[start Supplied information]

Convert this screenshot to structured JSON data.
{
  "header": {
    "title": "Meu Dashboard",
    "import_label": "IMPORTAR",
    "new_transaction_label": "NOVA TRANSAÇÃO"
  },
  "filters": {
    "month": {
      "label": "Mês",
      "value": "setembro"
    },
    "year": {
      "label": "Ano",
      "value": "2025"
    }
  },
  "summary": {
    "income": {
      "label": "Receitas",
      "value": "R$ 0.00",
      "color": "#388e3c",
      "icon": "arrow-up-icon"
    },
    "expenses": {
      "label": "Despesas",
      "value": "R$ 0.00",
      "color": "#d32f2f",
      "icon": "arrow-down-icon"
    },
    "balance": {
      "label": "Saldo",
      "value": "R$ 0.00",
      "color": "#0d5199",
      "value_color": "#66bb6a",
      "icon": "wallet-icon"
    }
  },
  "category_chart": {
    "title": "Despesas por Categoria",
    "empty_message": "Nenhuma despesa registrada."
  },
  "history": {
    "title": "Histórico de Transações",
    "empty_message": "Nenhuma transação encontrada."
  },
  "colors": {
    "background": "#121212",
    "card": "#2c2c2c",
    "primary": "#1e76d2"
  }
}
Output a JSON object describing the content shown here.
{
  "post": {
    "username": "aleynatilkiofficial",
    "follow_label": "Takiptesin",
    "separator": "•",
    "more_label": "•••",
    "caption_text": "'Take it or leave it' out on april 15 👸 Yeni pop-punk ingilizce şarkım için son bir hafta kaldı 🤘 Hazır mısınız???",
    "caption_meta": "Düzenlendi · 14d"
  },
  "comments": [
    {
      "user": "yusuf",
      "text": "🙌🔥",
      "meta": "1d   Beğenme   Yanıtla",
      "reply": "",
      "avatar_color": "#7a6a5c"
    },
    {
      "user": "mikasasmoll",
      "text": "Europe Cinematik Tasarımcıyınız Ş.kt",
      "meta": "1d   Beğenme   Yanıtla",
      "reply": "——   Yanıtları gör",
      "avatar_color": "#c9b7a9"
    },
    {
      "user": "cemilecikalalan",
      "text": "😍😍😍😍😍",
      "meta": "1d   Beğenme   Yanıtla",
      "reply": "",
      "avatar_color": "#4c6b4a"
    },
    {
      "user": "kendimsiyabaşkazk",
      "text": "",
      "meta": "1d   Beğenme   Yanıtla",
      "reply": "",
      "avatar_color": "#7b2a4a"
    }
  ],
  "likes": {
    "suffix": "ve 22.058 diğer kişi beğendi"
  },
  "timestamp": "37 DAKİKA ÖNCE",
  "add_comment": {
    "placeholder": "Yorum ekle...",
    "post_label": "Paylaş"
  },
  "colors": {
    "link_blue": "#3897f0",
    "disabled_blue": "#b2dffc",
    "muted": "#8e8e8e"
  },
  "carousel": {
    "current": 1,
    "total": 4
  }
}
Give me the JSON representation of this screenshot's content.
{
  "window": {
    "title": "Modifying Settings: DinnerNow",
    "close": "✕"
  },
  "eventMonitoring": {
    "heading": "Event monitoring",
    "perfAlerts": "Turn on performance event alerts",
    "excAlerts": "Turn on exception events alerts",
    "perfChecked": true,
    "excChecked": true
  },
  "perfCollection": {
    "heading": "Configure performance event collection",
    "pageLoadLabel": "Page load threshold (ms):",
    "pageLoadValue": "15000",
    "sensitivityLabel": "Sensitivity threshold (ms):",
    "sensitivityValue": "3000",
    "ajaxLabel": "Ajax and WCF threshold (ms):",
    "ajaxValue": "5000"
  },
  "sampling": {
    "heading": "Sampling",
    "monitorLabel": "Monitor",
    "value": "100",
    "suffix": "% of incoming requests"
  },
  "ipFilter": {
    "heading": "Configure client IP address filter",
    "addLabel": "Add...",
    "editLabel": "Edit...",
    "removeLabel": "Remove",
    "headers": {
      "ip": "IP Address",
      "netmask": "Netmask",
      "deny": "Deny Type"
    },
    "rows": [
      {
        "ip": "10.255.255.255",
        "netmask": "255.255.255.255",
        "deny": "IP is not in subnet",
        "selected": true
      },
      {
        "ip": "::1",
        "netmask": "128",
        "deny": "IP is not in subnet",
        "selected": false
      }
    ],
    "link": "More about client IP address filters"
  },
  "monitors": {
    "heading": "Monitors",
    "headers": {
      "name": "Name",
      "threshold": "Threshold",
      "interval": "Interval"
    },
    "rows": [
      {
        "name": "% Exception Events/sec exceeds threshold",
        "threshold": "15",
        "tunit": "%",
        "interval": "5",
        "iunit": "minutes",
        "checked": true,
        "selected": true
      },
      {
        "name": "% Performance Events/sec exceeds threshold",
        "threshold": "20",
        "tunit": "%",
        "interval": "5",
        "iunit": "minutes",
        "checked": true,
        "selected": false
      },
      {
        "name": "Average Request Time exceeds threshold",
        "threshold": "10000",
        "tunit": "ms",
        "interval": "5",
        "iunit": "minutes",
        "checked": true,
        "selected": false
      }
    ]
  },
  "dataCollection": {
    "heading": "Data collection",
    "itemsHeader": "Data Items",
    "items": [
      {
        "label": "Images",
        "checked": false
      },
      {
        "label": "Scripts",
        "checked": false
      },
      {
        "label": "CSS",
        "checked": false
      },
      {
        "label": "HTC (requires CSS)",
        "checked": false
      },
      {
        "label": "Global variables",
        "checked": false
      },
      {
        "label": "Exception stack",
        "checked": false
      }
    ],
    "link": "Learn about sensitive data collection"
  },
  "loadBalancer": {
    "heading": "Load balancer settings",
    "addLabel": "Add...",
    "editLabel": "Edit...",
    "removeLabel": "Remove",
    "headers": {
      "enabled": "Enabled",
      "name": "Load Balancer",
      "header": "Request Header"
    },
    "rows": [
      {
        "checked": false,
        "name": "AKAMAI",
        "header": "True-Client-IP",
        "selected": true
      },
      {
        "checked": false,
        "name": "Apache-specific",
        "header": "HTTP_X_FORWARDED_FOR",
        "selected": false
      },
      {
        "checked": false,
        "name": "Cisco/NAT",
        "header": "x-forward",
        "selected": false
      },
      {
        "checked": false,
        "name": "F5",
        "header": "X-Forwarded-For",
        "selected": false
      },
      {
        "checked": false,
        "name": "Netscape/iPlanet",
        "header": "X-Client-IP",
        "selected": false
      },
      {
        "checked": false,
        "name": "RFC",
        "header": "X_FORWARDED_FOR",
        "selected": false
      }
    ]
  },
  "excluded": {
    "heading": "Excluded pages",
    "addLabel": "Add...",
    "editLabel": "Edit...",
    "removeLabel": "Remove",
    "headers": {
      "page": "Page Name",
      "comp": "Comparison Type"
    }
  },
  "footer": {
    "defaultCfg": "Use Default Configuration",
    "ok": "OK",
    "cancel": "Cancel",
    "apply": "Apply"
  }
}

[end Supplied information]

In full and verbatim, repeat the records given above.

Convert this screenshot to structured JSON data.
{
  "header": {
    "title": "Meu Dashboard",
    "import_label": "IMPORTAR",
    "new_transaction_label": "NOVA TRANSAÇÃO"
  },
  "filters": {
    "month": {
      "label": "Mês",
      "value": "setembro"
    },
    "year": {
      "label": "Ano",
      "value": "2025"
    }
  },
  "summary": {
    "income": {
      "label": "Receitas",
      "value": "R$ 0.00",
      "color": "#388e3c",
      "icon": "arrow-up-icon"
    },
    "expenses": {
      "label": "Despesas",
      "value": "R$ 0.00",
      "color": "#d32f2f",
      "icon": "arrow-down-icon"
    },
    "balance": {
      "label": "Saldo",
      "value": "R$ 0.00",
      "color": "#0d5199",
      "value_color": "#66bb6a",
      "icon": "wallet-icon"
    }
  },
  "category_chart": {
    "title": "Despesas por Categoria",
    "empty_message": "Nenhuma despesa registrada."
  },
  "history": {
    "title": "Histórico de Transações",
    "empty_message": "Nenhuma transação encontrada."
  },
  "colors": {
    "background": "#121212",
    "card": "#2c2c2c",
    "primary": "#1e76d2"
  }
}
Output a JSON object describing the content shown here.
{
  "post": {
    "username": "aleynatilkiofficial",
    "follow_label": "Takiptesin",
    "separator": "•",
    "more_label": "•••",
    "caption_text": "'Take it or leave it' out on april 15 👸 Yeni pop-punk ingilizce şarkım için son bir hafta kaldı 🤘 Hazır mısınız???",
    "caption_meta": "Düzenlendi · 14d"
  },
  "comments": [
    {
      "user": "yusuf",
      "text": "🙌🔥",
      "meta": "1d   Beğenme   Yanıtla",
      "reply": "",
      "avatar_color": "#7a6a5c"
    },
    {
      "user": "mikasasmoll",
      "text": "Europe Cinematik Tasarımcıyınız Ş.kt",
      "meta": "1d   Beğenme   Yanıtla",
      "reply": "——   Yanıtları gör",
      "avatar_color": "#c9b7a9"
    },
    {
      "user": "cemilecikalalan",
      "text": "😍😍😍😍😍",
      "meta": "1d   Beğenme   Yanıtla",
      "reply": "",
      "avatar_color": "#4c6b4a"
    },
    {
      "user": "kendimsiyabaşkazk",
      "text": "",
      "meta": "1d   Beğenme   Yanıtla",
      "reply": "",
      "avatar_color": "#7b2a4a"
    }
  ],
  "likes": {
    "suffix": "ve 22.058 diğer kişi beğendi"
  },
  "timestamp": "37 DAKİKA ÖNCE",
  "add_comment": {
    "placeholder": "Yorum ekle...",
    "post_label": "Paylaş"
  },
  "colors": {
    "link_blue": "#3897f0",
    "disabled_blue": "#b2dffc",
    "muted": "#8e8e8e"
  },
  "carousel": {
    "current": 1,
    "total": 4
  }
}
Give me the JSON representation of this screenshot's content.
{
  "window": {
    "title": "Modifying Settings: DinnerNow",
    "close": "✕"
  },
  "eventMonitoring": {
    "heading": "Event monitoring",
    "perfAlerts": "Turn on performance event alerts",
    "excAlerts": "Turn on exception events alerts",
    "perfChecked": true,
    "excChecked": true
  },
  "perfCollection": {
    "heading": "Configure performance event collection",
    "pageLoadLabel": "Page load threshold (ms):",
    "pageLoadValue": "15000",
    "sensitivityLabel": "Sensitivity threshold (ms):",
    "sensitivityValue": "3000",
    "ajaxLabel": "Ajax and WCF threshold (ms):",
    "ajaxValue": "5000"
  },
  "sampling": {
    "heading": "Sampling",
    "monitorLabel": "Monitor",
    "value": "100",
    "suffix": "% of incoming requests"
  },
  "ipFilter": {
    "heading": "Configure client IP address filter",
    "addLabel": "Add...",
    "editLabel": "Edit...",
    "removeLabel": "Remove",
    "headers": {
      "ip": "IP Address",
      "netmask": "Netmask",
      "deny": "Deny Type"
    },
    "rows": [
      {
        "ip": "10.255.255.255",
        "netmask": "255.255.255.255",
        "deny": "IP is not in subnet",
        "selected": true
      },
      {
        "ip": "::1",
        "netmask": "128",
        "deny": "IP is not in subnet",
        "selected": false
      }
    ],
    "link": "More about client IP address filters"
  },
  "monitors": {
    "heading": "Monitors",
    "headers": {
      "name": "Name",
      "threshold": "Threshold",
      "interval": "Interval"
    },
    "rows": [
      {
        "name": "% Exception Events/sec exceeds threshold",
        "threshold": "15",
        "tunit": "%",
        "interval": "5",
        "iunit": "minutes",
        "checked": true,
        "selected": true
      },
      {
        "name": "% Performance Events/sec exceeds threshold",
        "threshold": "20",
        "tunit": "%",
        "interval": "5",
        "iunit": "minutes",
        "checked": true,
        "selected": false
      },
      {
        "name": "Average Request Time exceeds threshold",
        "threshold": "10000",
        "tunit": "ms",
        "interval": "5",
        "iunit": "minutes",
        "checked": true,
        "selected": false
      }
    ]
  },
  "dataCollection": {
    "heading": "Data collection",
    "itemsHeader": "Data Items",
    "items": [
      {
        "label": "Images",
        "checked": false
      },
      {
        "label": "Scripts",
        "checked": false
      },
      {
        "label": "CSS",
        "checked": false
      },
      {
        "label": "HTC (requires CSS)",
        "checked": false
      },
      {
        "label": "Global variables",
        "checked": false
      },
      {
        "label": "Exception stack",
        "checked": false
      }
    ],
    "link": "Learn about sensitive data collection"
  },
  "loadBalancer": {
    "heading": "Load balancer settings",
    "addLabel": "Add...",
    "editLabel": "Edit...",
    "removeLabel": "Remove",
    "headers": {
      "enabled": "Enabled",
      "name": "Load Balancer",
      "header": "Request Header"
    },
    "rows": [
      {
        "checked": false,
        "name": "AKAMAI",
        "header": "True-Client-IP",
        "selected": true
      },
      {
        "checked": false,
        "name": "Apache-specific",
        "header": "HTTP_X_FORWARDED_FOR",
        "selected": false
      },
      {
        "checked": false,
        "name": "Cisco/NAT",
        "header": "x-forward",
        "selected": false
      },
      {
        "checked": false,
        "name": "F5",
        "header": "X-Forwarded-For",
        "selected": false
      },
      {
        "checked": false,
        "name": "Netscape/iPlanet",
        "header": "X-Client-IP",
        "selected": false
      },
      {
        "checked": false,
        "name": "RFC",
        "header": "X_FORWARDED_FOR",
        "selected": false
      }
    ]
  },
  "excluded": {
    "heading": "Excluded pages",
    "addLabel": "Add...",
    "editLabel": "Edit...",
    "removeLabel": "Remove",
    "headers": {
      "page": "Page Name",
      "comp": "Comparison Type"
    }
  },
  "footer": {
    "defaultCfg": "Use Default Configuration",
    "ok": "OK",
    "cancel": "Cancel",
    "apply": "Apply"
  }
}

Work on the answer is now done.